--- Directive ---
Repeat the records word for word, excluding any picture.

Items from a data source
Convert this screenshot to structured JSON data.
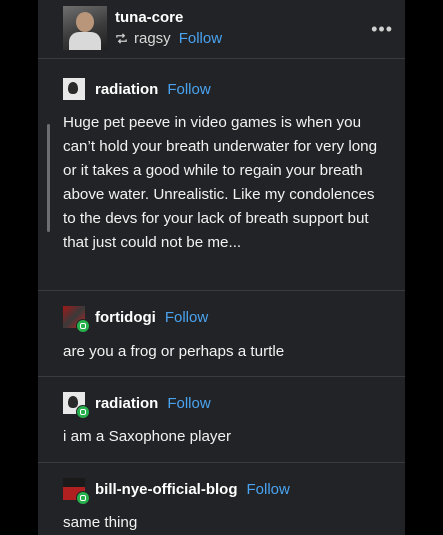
{
  "post": {
    "author": "tuna-core",
    "reblog_source": "ragsy",
    "follow_label": "Follow",
    "more_icon": "ellipsis-icon"
  },
  "thread": [
    {
      "author": "radiation",
      "follow_label": "Follow",
      "text": "Huge pet peeve in video games is when you can’t hold your breath underwater for very long or it takes a good while to regain your breath above water. Unrealistic. Like my condolences to the devs for your lack of breath support but that just could not be me..."
    },
    {
      "author": "fortidogi",
      "follow_label": "Follow",
      "text": "are you a frog or perhaps a turtle"
    },
    {
      "author": "radiation",
      "follow_label": "Follow",
      "text": "i am a Saxophone player"
    },
    {
      "author": "bill-nye-official-blog",
      "follow_label": "Follow",
      "text": "same thing"
    }
  ],
  "colors": {
    "background": "#222326",
    "link": "#4aa3f0",
    "badge": "#27b04d"
  }
}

--- Written answer ---
Convert this screenshot to structured JSON data.
{
  "post": {
    "author": "tuna-core",
    "reblog_source": "ragsy",
    "follow_label": "Follow",
    "more_icon": "ellipsis-icon"
  },
  "thread": [
    {
      "author": "radiation",
      "follow_label": "Follow",
      "text": "Huge pet peeve in video games is when you can’t hold your breath underwater for very long or it takes a good while to regain your breath above water. Unrealistic. Like my condolences to the devs for your lack of breath support but that just could not be me..."
    },
    {
      "author": "fortidogi",
      "follow_label": "Follow",
      "text": "are you a frog or perhaps a turtle"
    },
    {
      "author": "radiation",
      "follow_label": "Follow",
      "text": "i am a Saxophone player"
    },
    {
      "author": "bill-nye-official-blog",
      "follow_label": "Follow",
      "text": "same thing"
    }
  ],
  "colors": {
    "background": "#222326",
    "link": "#4aa3f0",
    "badge": "#27b04d"
  }
}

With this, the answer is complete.